» WHAT YOU NEED TO DO
What follows is a set of records; restate each one word for word and drop the pictures.

(Records excerpted from a collection)
[START]

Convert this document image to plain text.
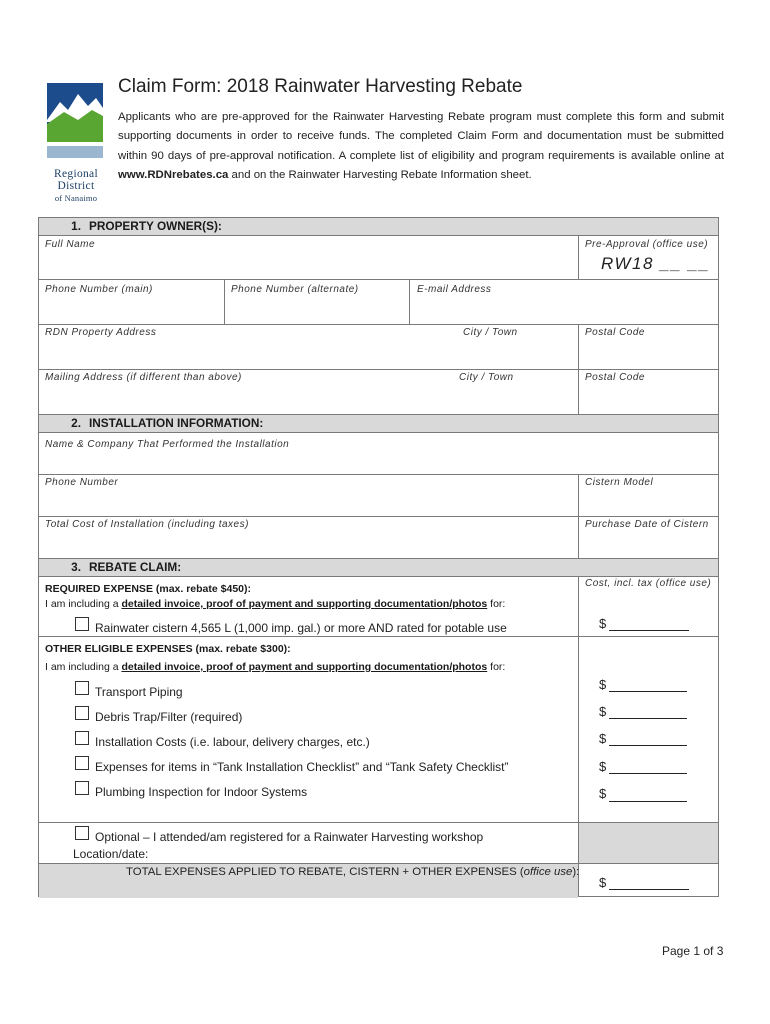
Regional
District
of Nanaimo
Claim Form: 2018 Rainwater Harvesting Rebate
Applicants who are pre-approved for the Rainwater Harvesting Rebate program must complete this form and submit supporting documents in order to receive funds. The completed Claim Form and documentation must be submitted within 90 days of pre-approval notification. A complete list of eligibility and program requirements is available online at www.RDNrebates.ca and on the Rainwater Harvesting Rebate Information sheet.
1. PROPERTY OWNER(S):
Full Name	Pre-Approval (office use)
RW18 __ __
Phone Number (main)	Phone Number (alternate)	E-mail Address
RDN Property Address	City / Town	Postal Code
Mailing Address (if different than above)	City / Town	Postal Code
2. INSTALLATION INFORMATION:
Name & Company That Performed the Installation
Phone Number	Cistern Model
Total Cost of Installation (including taxes)	Purchase Date of Cistern
3. REBATE CLAIM:
Cost, incl. tax (office use)
REQUIRED EXPENSE (max. rebate $450):
I am including a detailed invoice, proof of payment and supporting documentation/photos for:
Rainwater cistern 4,565 L (1,000 imp. gal.) or more AND rated for potable use	$
OTHER ELIGIBLE EXPENSES (max. rebate $300):
I am including a detailed invoice, proof of payment and supporting documentation/photos for:
Transport Piping	$
Debris Trap/Filter (required)	$
Installation Costs (i.e. labour, delivery charges, etc.)	$
Expenses for items in “Tank Installation Checklist” and “Tank Safety Checklist”	$
Plumbing Inspection for Indoor Systems	$
Optional – I attended/am registered for a Rainwater Harvesting workshop
Location/date:
TOTAL EXPENSES APPLIED TO REBATE, CISTERN + OTHER EXPENSES (office use):
$
Page 1 of 3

[END]

» RESULT
Convert this document image to plain text.
Regional
District
of Nanaimo
Claim Form: 2018 Rainwater Harvesting Rebate
Applicants who are pre-approved for the Rainwater Harvesting Rebate program must complete this form and submit supporting documents in order to receive funds. The completed Claim Form and documentation must be submitted within 90 days of pre-approval notification. A complete list of eligibility and program requirements is available online at www.RDNrebates.ca and on the Rainwater Harvesting Rebate Information sheet.
1. PROPERTY OWNER(S):
Full Name	Pre-Approval (office use)
RW18 __ __
Phone Number (main)	Phone Number (alternate)	E-mail Address
RDN Property Address	City / Town	Postal Code
Mailing Address (if different than above)	City / Town	Postal Code
2. INSTALLATION INFORMATION:
Name & Company That Performed the Installation
Phone Number	Cistern Model
Total Cost of Installation (including taxes)	Purchase Date of Cistern
3. REBATE CLAIM:
Cost, incl. tax (office use)
REQUIRED EXPENSE (max. rebate $450):
I am including a detailed invoice, proof of payment and supporting documentation/photos for:
Rainwater cistern 4,565 L (1,000 imp. gal.) or more AND rated for potable use	$
OTHER ELIGIBLE EXPENSES (max. rebate $300):
I am including a detailed invoice, proof of payment and supporting documentation/photos for:
Transport Piping	$
Debris Trap/Filter (required)	$
Installation Costs (i.e. labour, delivery charges, etc.)	$
Expenses for items in “Tank Installation Checklist” and “Tank Safety Checklist”	$
Plumbing Inspection for Indoor Systems	$
Optional – I attended/am registered for a Rainwater Harvesting workshop
Location/date:
TOTAL EXPENSES APPLIED TO REBATE, CISTERN + OTHER EXPENSES (office use):
$
Page 1 of 3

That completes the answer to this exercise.